◆ **Given request**: Return the records exactly as they are.

◆ **Data rows**:
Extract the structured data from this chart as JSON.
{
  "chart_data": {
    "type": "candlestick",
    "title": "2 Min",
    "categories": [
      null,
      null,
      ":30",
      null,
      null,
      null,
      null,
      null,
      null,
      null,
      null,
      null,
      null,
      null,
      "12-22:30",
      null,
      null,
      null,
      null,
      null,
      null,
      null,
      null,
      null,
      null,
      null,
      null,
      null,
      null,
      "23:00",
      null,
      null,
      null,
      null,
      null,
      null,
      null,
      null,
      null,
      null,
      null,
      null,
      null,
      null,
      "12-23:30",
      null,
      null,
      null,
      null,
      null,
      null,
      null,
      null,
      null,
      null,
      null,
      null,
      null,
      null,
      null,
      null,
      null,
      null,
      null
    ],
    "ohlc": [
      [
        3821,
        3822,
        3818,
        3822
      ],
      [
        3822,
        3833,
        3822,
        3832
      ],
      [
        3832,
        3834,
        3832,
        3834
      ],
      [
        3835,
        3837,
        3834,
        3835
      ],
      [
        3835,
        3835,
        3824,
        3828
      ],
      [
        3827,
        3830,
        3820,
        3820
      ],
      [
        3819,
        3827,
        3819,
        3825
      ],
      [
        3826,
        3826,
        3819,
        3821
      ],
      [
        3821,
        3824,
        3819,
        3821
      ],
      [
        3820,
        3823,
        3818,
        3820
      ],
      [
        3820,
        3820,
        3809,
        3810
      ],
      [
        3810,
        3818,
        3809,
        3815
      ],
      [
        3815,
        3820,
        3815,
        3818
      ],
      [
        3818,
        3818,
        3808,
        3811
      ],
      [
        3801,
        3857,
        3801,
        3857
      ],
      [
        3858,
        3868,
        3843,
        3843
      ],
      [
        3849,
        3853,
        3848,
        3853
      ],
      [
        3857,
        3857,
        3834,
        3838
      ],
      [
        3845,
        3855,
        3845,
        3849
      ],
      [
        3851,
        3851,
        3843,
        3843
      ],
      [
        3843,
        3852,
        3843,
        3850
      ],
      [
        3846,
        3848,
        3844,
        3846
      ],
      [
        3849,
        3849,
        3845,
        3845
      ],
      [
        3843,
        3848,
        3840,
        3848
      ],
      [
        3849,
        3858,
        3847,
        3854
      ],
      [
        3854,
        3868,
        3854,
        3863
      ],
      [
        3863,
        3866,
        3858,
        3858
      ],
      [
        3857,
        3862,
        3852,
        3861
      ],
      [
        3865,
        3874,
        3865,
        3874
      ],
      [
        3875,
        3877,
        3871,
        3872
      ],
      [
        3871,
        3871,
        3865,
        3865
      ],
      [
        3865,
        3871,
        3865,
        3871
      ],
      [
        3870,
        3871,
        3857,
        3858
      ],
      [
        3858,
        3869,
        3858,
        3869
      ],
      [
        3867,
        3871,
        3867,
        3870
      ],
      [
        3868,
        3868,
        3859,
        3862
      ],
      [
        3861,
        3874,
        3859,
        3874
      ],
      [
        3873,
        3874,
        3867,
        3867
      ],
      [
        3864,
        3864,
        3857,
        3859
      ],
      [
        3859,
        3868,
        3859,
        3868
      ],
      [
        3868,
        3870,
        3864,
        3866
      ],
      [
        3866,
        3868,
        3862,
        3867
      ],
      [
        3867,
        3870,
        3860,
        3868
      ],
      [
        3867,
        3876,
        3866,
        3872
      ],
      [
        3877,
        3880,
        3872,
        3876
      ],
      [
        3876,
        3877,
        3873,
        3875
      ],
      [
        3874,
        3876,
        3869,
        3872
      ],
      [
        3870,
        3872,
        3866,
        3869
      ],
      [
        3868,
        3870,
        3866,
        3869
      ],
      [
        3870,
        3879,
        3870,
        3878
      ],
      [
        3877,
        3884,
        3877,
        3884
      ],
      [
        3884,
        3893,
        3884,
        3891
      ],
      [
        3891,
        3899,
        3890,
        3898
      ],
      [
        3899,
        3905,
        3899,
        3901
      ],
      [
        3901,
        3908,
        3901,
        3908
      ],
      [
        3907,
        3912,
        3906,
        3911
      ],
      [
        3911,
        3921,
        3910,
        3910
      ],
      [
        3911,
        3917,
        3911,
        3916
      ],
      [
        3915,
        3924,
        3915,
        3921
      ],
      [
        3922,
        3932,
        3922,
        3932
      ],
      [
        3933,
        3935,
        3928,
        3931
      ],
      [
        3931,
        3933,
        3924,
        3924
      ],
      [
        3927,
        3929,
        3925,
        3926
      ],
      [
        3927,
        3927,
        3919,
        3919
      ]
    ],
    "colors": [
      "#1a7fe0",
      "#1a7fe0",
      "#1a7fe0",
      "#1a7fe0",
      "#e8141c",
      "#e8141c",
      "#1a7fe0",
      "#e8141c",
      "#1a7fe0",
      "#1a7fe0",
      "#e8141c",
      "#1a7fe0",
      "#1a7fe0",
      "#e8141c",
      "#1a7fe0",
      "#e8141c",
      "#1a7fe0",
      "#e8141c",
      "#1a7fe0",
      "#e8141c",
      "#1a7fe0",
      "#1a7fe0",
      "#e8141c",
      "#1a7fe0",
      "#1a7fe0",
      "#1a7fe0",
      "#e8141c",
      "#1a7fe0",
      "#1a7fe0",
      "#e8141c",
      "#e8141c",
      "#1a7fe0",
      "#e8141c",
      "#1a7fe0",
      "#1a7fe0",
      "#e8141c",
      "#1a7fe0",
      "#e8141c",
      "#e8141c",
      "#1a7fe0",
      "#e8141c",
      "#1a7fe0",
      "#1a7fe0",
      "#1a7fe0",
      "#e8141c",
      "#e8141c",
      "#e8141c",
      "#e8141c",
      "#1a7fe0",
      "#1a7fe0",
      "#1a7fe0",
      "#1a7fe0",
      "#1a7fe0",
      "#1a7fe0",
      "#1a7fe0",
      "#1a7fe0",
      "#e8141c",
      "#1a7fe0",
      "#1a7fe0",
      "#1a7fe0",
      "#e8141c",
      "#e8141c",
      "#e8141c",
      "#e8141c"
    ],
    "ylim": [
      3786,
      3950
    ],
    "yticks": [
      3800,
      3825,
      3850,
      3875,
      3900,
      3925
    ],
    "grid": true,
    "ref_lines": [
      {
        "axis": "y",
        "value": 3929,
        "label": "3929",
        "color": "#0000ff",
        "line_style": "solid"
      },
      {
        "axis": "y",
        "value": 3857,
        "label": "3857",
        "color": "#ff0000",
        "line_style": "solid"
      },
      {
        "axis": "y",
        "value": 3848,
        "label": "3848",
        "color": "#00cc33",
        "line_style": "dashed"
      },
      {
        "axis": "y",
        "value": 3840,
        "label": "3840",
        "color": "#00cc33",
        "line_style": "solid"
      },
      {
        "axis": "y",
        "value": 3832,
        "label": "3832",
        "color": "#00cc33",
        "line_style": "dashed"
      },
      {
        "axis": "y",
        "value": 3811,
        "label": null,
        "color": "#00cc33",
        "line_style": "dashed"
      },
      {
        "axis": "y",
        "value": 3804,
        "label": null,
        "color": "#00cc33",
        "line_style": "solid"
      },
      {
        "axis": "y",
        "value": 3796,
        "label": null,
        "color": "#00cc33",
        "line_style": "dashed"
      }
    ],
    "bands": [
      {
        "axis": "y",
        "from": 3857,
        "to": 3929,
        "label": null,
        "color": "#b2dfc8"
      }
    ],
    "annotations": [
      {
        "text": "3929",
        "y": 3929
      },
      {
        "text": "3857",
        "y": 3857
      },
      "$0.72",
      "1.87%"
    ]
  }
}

◆ **Result of the task**:
Extract the structured data from this chart as JSON.
{
  "chart_data": {
    "type": "candlestick",
    "title": "2 Min",
    "categories": [
      null,
      null,
      ":30",
      null,
      null,
      null,
      null,
      null,
      null,
      null,
      null,
      null,
      null,
      null,
      "12-22:30",
      null,
      null,
      null,
      null,
      null,
      null,
      null,
      null,
      null,
      null,
      null,
      null,
      null,
      null,
      "23:00",
      null,
      null,
      null,
      null,
      null,
      null,
      null,
      null,
      null,
      null,
      null,
      null,
      null,
      null,
      "12-23:30",
      null,
      null,
      null,
      null,
      null,
      null,
      null,
      null,
      null,
      null,
      null,
      null,
      null,
      null,
      null,
      null,
      null,
      null,
      null
    ],
    "ohlc": [
      [
        3821,
        3822,
        3818,
        3822
      ],
      [
        3822,
        3833,
        3822,
        3832
      ],
      [
        3832,
        3834,
        3832,
        3834
      ],
      [
        3835,
        3837,
        3834,
        3835
      ],
      [
        3835,
        3835,
        3824,
        3828
      ],
      [
        3827,
        3830,
        3820,
        3820
      ],
      [
        3819,
        3827,
        3819,
        3825
      ],
      [
        3826,
        3826,
        3819,
        3821
      ],
      [
        3821,
        3824,
        3819,
        3821
      ],
      [
        3820,
        3823,
        3818,
        3820
      ],
      [
        3820,
        3820,
        3809,
        3810
      ],
      [
        3810,
        3818,
        3809,
        3815
      ],
      [
        3815,
        3820,
        3815,
        3818
      ],
      [
        3818,
        3818,
        3808,
        3811
      ],
      [
        3801,
        3857,
        3801,
        3857
      ],
      [
        3858,
        3868,
        3843,
        3843
      ],
      [
        3849,
        3853,
        3848,
        3853
      ],
      [
        3857,
        3857,
        3834,
        3838
      ],
      [
        3845,
        3855,
        3845,
        3849
      ],
      [
        3851,
        3851,
        3843,
        3843
      ],
      [
        3843,
        3852,
        3843,
        3850
      ],
      [
        3846,
        3848,
        3844,
        3846
      ],
      [
        3849,
        3849,
        3845,
        3845
      ],
      [
        3843,
        3848,
        3840,
        3848
      ],
      [
        3849,
        3858,
        3847,
        3854
      ],
      [
        3854,
        3868,
        3854,
        3863
      ],
      [
        3863,
        3866,
        3858,
        3858
      ],
      [
        3857,
        3862,
        3852,
        3861
      ],
      [
        3865,
        3874,
        3865,
        3874
      ],
      [
        3875,
        3877,
        3871,
        3872
      ],
      [
        3871,
        3871,
        3865,
        3865
      ],
      [
        3865,
        3871,
        3865,
        3871
      ],
      [
        3870,
        3871,
        3857,
        3858
      ],
      [
        3858,
        3869,
        3858,
        3869
      ],
      [
        3867,
        3871,
        3867,
        3870
      ],
      [
        3868,
        3868,
        3859,
        3862
      ],
      [
        3861,
        3874,
        3859,
        3874
      ],
      [
        3873,
        3874,
        3867,
        3867
      ],
      [
        3864,
        3864,
        3857,
        3859
      ],
      [
        3859,
        3868,
        3859,
        3868
      ],
      [
        3868,
        3870,
        3864,
        3866
      ],
      [
        3866,
        3868,
        3862,
        3867
      ],
      [
        3867,
        3870,
        3860,
        3868
      ],
      [
        3867,
        3876,
        3866,
        3872
      ],
      [
        3877,
        3880,
        3872,
        3876
      ],
      [
        3876,
        3877,
        3873,
        3875
      ],
      [
        3874,
        3876,
        3869,
        3872
      ],
      [
        3870,
        3872,
        3866,
        3869
      ],
      [
        3868,
        3870,
        3866,
        3869
      ],
      [
        3870,
        3879,
        3870,
        3878
      ],
      [
        3877,
        3884,
        3877,
        3884
      ],
      [
        3884,
        3893,
        3884,
        3891
      ],
      [
        3891,
        3899,
        3890,
        3898
      ],
      [
        3899,
        3905,
        3899,
        3901
      ],
      [
        3901,
        3908,
        3901,
        3908
      ],
      [
        3907,
        3912,
        3906,
        3911
      ],
      [
        3911,
        3921,
        3910,
        3910
      ],
      [
        3911,
        3917,
        3911,
        3916
      ],
      [
        3915,
        3924,
        3915,
        3921
      ],
      [
        3922,
        3932,
        3922,
        3932
      ],
      [
        3933,
        3935,
        3928,
        3931
      ],
      [
        3931,
        3933,
        3924,
        3924
      ],
      [
        3927,
        3929,
        3925,
        3926
      ],
      [
        3927,
        3927,
        3919,
        3919
      ]
    ],
    "colors": [
      "#1a7fe0",
      "#1a7fe0",
      "#1a7fe0",
      "#1a7fe0",
      "#e8141c",
      "#e8141c",
      "#1a7fe0",
      "#e8141c",
      "#1a7fe0",
      "#1a7fe0",
      "#e8141c",
      "#1a7fe0",
      "#1a7fe0",
      "#e8141c",
      "#1a7fe0",
      "#e8141c",
      "#1a7fe0",
      "#e8141c",
      "#1a7fe0",
      "#e8141c",
      "#1a7fe0",
      "#1a7fe0",
      "#e8141c",
      "#1a7fe0",
      "#1a7fe0",
      "#1a7fe0",
      "#e8141c",
      "#1a7fe0",
      "#1a7fe0",
      "#e8141c",
      "#e8141c",
      "#1a7fe0",
      "#e8141c",
      "#1a7fe0",
      "#1a7fe0",
      "#e8141c",
      "#1a7fe0",
      "#e8141c",
      "#e8141c",
      "#1a7fe0",
      "#e8141c",
      "#1a7fe0",
      "#1a7fe0",
      "#1a7fe0",
      "#e8141c",
      "#e8141c",
      "#e8141c",
      "#e8141c",
      "#1a7fe0",
      "#1a7fe0",
      "#1a7fe0",
      "#1a7fe0",
      "#1a7fe0",
      "#1a7fe0",
      "#1a7fe0",
      "#1a7fe0",
      "#e8141c",
      "#1a7fe0",
      "#1a7fe0",
      "#1a7fe0",
      "#e8141c",
      "#e8141c",
      "#e8141c",
      "#e8141c"
    ],
    "ylim": [
      3786,
      3950
    ],
    "yticks": [
      3800,
      3825,
      3850,
      3875,
      3900,
      3925
    ],
    "grid": true,
    "ref_lines": [
      {
        "axis": "y",
        "value": 3929,
        "label": "3929",
        "color": "#0000ff",
        "line_style": "solid"
      },
      {
        "axis": "y",
        "value": 3857,
        "label": "3857",
        "color": "#ff0000",
        "line_style": "solid"
      },
      {
        "axis": "y",
        "value": 3848,
        "label": "3848",
        "color": "#00cc33",
        "line_style": "dashed"
      },
      {
        "axis": "y",
        "value": 3840,
        "label": "3840",
        "color": "#00cc33",
        "line_style": "solid"
      },
      {
        "axis": "y",
        "value": 3832,
        "label": "3832",
        "color": "#00cc33",
        "line_style": "dashed"
      },
      {
        "axis": "y",
        "value": 3811,
        "label": null,
        "color": "#00cc33",
        "line_style": "dashed"
      },
      {
        "axis": "y",
        "value": 3804,
        "label": null,
        "color": "#00cc33",
        "line_style": "solid"
      },
      {
        "axis": "y",
        "value": 3796,
        "label": null,
        "color": "#00cc33",
        "line_style": "dashed"
      }
    ],
    "bands": [
      {
        "axis": "y",
        "from": 3857,
        "to": 3929,
        "label": null,
        "color": "#b2dfc8"
      }
    ],
    "annotations": [
      {
        "text": "3929",
        "y": 3929
      },
      {
        "text": "3857",
        "y": 3857
      },
      "$0.72",
      "1.87%"
    ]
  }
}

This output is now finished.